- Records for processing:
○ ○ ○

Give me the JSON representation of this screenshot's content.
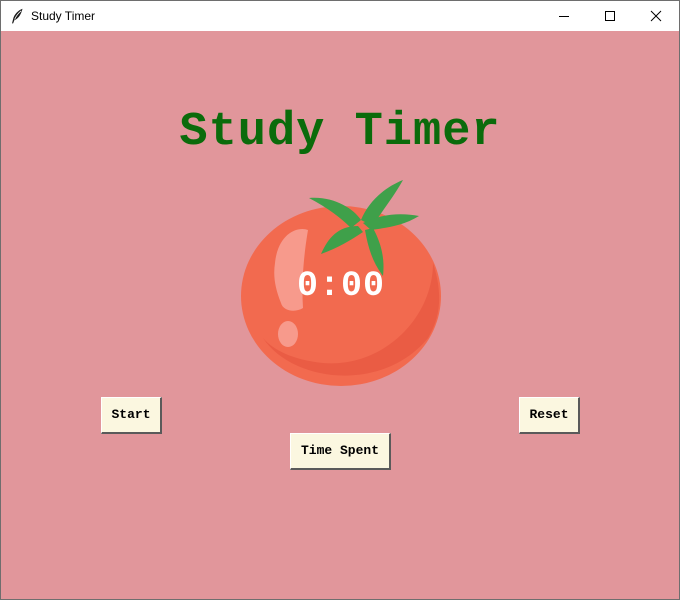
{
  "window": {
    "title": "Study Timer",
    "icon": "feather-icon",
    "controls": {
      "minimize": "minimize-icon",
      "maximize": "maximize-icon",
      "close": "close-icon"
    }
  },
  "app": {
    "heading": "Study Timer",
    "timer": "0:00",
    "image": "tomato-icon",
    "buttons": {
      "start": "Start",
      "reset": "Reset",
      "time_spent": "Time Spent"
    }
  },
  "colors": {
    "background": "#e1969b",
    "heading": "#0b6b0b",
    "button_face": "#fbf7e0",
    "timer_text": "#ffffff",
    "tomato": "#f0664e",
    "leaves": "#3fa04a"
  }
}
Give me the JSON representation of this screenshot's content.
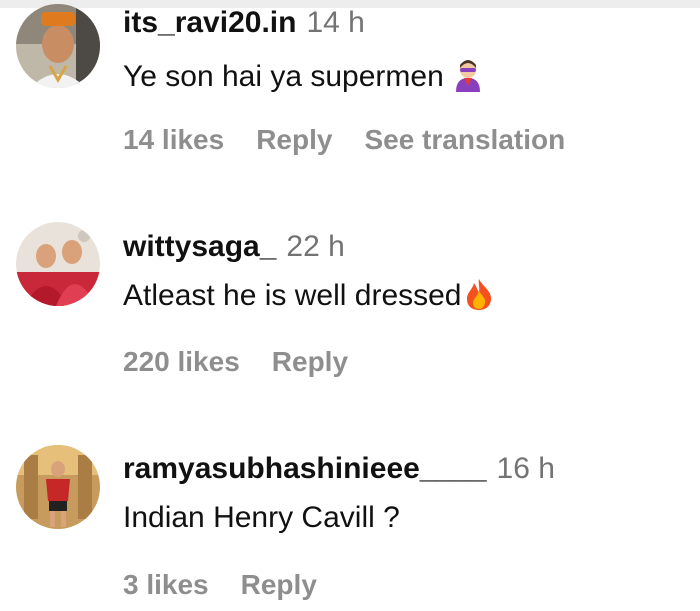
{
  "comments": [
    {
      "username": "its_ravi20.in",
      "time": "14 h",
      "text": "Ye son hai ya supermen",
      "emoji_icon": "superhero-emoji-icon",
      "likes": "14 likes",
      "reply": "Reply",
      "translation": "See translation"
    },
    {
      "username": "wittysaga_",
      "time": "22 h",
      "text": "Atleast he is well dressed",
      "emoji_icon": "fire-emoji-icon",
      "likes": "220 likes",
      "reply": "Reply"
    },
    {
      "username": "ramyasubhashinieee____",
      "time": "16 h",
      "text": "Indian Henry Cavill ?",
      "likes": "3 likes",
      "reply": "Reply"
    }
  ],
  "colors": {
    "text": "#111111",
    "muted": "#8e8e8e",
    "timestamp": "#737373",
    "background": "#ffffff"
  }
}
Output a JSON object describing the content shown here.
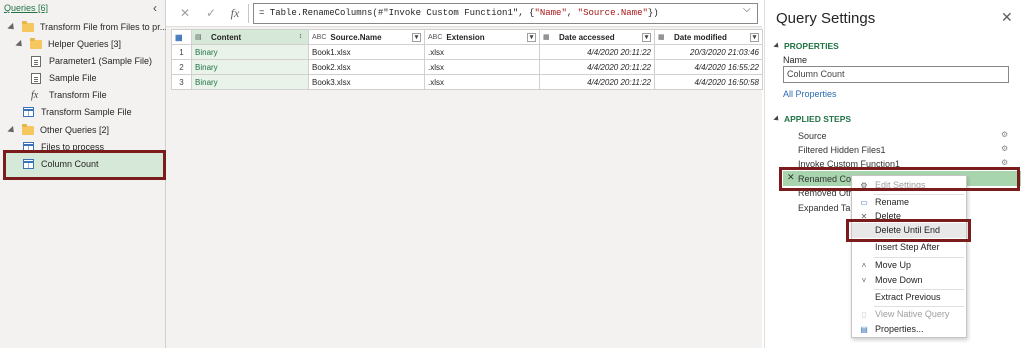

○ ○ ○

From the listing above, return each line with the word "emoji".

- In response:
      "emoji_icon": "superhero-emoji-icon",
      "emoji_icon": "fire-emoji-icon",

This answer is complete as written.